WHAT NEEDS TO BE DONE
Repeat exactly each line of the data provided below.

Data listing:
----------

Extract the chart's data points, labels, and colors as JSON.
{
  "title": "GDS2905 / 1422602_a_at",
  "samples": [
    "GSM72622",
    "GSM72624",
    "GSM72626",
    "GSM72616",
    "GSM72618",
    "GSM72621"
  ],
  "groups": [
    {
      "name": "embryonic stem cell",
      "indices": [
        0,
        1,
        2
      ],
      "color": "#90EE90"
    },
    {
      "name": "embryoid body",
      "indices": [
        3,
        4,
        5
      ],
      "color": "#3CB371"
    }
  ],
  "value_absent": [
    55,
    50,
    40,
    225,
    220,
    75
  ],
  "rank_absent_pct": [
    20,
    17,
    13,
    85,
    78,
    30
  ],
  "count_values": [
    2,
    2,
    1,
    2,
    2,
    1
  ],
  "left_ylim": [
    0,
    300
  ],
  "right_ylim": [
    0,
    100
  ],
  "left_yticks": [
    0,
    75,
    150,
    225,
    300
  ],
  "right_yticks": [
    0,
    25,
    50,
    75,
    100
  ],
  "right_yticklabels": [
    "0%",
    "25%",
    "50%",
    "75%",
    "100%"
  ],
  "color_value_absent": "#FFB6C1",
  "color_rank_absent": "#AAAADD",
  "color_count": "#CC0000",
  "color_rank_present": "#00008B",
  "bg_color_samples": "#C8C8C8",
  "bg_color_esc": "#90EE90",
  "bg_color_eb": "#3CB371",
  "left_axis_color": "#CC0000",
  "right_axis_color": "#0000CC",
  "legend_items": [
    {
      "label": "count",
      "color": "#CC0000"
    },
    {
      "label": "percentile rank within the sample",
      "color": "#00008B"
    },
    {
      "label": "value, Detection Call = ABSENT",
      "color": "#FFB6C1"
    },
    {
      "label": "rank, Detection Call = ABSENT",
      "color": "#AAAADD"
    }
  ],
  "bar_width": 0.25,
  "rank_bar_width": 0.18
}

----------

TASK RESPONSE
Extract the chart's data points, labels, and colors as JSON.
{
  "title": "GDS2905 / 1422602_a_at",
  "samples": [
    "GSM72622",
    "GSM72624",
    "GSM72626",
    "GSM72616",
    "GSM72618",
    "GSM72621"
  ],
  "groups": [
    {
      "name": "embryonic stem cell",
      "indices": [
        0,
        1,
        2
      ],
      "color": "#90EE90"
    },
    {
      "name": "embryoid body",
      "indices": [
        3,
        4,
        5
      ],
      "color": "#3CB371"
    }
  ],
  "value_absent": [
    55,
    50,
    40,
    225,
    220,
    75
  ],
  "rank_absent_pct": [
    20,
    17,
    13,
    85,
    78,
    30
  ],
  "count_values": [
    2,
    2,
    1,
    2,
    2,
    1
  ],
  "left_ylim": [
    0,
    300
  ],
  "right_ylim": [
    0,
    100
  ],
  "left_yticks": [
    0,
    75,
    150,
    225,
    300
  ],
  "right_yticks": [
    0,
    25,
    50,
    75,
    100
  ],
  "right_yticklabels": [
    "0%",
    "25%",
    "50%",
    "75%",
    "100%"
  ],
  "color_value_absent": "#FFB6C1",
  "color_rank_absent": "#AAAADD",
  "color_count": "#CC0000",
  "color_rank_present": "#00008B",
  "bg_color_samples": "#C8C8C8",
  "bg_color_esc": "#90EE90",
  "bg_color_eb": "#3CB371",
  "left_axis_color": "#CC0000",
  "right_axis_color": "#0000CC",
  "legend_items": [
    {
      "label": "count",
      "color": "#CC0000"
    },
    {
      "label": "percentile rank within the sample",
      "color": "#00008B"
    },
    {
      "label": "value, Detection Call = ABSENT",
      "color": "#FFB6C1"
    },
    {
      "label": "rank, Detection Call = ABSENT",
      "color": "#AAAADD"
    }
  ],
  "bar_width": 0.25,
  "rank_bar_width": 0.18
}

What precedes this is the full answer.